Lines of data
-=-=-
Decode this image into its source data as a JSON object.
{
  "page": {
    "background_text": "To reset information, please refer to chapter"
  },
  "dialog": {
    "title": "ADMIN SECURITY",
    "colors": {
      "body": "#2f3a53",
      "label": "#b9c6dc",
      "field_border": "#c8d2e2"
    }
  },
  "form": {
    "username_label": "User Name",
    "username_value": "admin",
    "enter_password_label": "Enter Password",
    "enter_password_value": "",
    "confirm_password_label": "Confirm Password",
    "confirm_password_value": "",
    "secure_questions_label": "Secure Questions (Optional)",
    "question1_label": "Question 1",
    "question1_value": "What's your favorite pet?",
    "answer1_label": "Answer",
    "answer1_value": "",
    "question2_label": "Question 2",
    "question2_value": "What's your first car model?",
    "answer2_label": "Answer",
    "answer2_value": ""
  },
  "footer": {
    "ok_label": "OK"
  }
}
-=-=-
**Work to do**
Repeat the listing exactly, from its first line to its last.

**Result of this exercise**
Decode this image into its source data as a JSON object.
{
  "page": {
    "background_text": "To reset information, please refer to chapter"
  },
  "dialog": {
    "title": "ADMIN SECURITY",
    "colors": {
      "body": "#2f3a53",
      "label": "#b9c6dc",
      "field_border": "#c8d2e2"
    }
  },
  "form": {
    "username_label": "User Name",
    "username_value": "admin",
    "enter_password_label": "Enter Password",
    "enter_password_value": "",
    "confirm_password_label": "Confirm Password",
    "confirm_password_value": "",
    "secure_questions_label": "Secure Questions (Optional)",
    "question1_label": "Question 1",
    "question1_value": "What's your favorite pet?",
    "answer1_label": "Answer",
    "answer1_value": "",
    "question2_label": "Question 2",
    "question2_value": "What's your first car model?",
    "answer2_label": "Answer",
    "answer2_value": ""
  },
  "footer": {
    "ok_label": "OK"
  }
}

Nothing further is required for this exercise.